Description of the task → Copy out each line of the listing that has the word "tests" in it.

• • • • •

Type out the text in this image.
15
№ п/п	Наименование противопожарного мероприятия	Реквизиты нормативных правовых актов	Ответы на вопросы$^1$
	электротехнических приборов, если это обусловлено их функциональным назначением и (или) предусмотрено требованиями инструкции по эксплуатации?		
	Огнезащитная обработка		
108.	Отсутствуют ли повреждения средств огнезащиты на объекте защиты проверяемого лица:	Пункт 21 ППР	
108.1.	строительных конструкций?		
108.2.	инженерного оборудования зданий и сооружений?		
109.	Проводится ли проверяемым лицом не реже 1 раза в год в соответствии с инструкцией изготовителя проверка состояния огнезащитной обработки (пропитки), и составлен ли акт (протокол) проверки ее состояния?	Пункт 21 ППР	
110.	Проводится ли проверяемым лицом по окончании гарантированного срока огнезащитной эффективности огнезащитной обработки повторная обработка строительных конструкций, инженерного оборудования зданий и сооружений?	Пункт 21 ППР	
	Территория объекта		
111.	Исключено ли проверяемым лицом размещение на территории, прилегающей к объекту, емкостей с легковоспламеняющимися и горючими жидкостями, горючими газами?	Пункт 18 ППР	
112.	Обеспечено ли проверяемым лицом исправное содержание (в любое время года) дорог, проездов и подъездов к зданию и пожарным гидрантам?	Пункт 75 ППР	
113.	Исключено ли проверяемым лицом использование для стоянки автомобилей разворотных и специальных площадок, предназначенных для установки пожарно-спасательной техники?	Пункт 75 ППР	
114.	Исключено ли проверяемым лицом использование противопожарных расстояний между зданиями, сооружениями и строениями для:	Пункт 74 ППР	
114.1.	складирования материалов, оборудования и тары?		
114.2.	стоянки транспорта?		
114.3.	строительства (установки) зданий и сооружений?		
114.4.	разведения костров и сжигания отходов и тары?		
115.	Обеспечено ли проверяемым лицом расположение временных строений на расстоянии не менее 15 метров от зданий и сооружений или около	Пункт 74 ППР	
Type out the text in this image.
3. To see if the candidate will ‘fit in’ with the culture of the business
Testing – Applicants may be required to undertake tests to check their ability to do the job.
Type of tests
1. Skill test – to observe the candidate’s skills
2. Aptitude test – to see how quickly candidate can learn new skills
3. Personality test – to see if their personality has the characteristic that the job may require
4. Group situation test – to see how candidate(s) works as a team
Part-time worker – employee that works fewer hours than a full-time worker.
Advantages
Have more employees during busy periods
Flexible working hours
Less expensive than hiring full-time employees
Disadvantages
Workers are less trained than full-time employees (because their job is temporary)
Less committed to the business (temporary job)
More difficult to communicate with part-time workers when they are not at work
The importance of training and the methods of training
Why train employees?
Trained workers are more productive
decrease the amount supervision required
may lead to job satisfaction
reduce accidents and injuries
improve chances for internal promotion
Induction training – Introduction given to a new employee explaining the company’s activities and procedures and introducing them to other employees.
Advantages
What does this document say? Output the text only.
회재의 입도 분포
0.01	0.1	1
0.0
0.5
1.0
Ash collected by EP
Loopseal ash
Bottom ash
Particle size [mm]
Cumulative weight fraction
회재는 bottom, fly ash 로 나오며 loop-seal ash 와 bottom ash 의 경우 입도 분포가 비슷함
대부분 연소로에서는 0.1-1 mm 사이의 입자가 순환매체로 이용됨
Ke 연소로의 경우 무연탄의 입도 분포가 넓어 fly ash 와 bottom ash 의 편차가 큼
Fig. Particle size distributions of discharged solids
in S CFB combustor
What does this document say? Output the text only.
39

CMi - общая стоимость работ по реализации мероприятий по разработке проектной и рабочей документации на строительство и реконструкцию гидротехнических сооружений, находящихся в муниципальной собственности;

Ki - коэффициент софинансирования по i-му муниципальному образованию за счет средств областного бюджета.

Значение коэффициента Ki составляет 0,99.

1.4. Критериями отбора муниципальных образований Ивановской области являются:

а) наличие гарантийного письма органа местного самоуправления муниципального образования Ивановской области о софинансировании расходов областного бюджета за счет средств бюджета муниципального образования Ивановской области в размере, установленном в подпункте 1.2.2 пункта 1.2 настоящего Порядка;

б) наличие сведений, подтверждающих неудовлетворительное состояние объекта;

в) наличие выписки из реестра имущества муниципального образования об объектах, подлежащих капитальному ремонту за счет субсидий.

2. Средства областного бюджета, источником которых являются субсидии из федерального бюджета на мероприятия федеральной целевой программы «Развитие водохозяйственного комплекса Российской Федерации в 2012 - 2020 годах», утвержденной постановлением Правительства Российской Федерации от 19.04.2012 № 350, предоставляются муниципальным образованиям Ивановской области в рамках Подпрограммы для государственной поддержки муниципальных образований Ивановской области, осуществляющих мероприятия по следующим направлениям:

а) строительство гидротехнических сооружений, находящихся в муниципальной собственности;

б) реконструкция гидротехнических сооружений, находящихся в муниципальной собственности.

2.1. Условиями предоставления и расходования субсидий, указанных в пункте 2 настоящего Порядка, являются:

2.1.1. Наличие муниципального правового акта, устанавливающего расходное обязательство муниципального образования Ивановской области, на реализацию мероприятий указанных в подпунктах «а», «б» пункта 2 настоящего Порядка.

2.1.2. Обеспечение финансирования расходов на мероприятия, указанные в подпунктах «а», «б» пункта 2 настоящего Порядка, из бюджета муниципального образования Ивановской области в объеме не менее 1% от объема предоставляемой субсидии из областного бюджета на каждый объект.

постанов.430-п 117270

• • • • •

Written reply →
Testing – Applicants may be required to undertake tests to check their ability to do the job.
Type of tests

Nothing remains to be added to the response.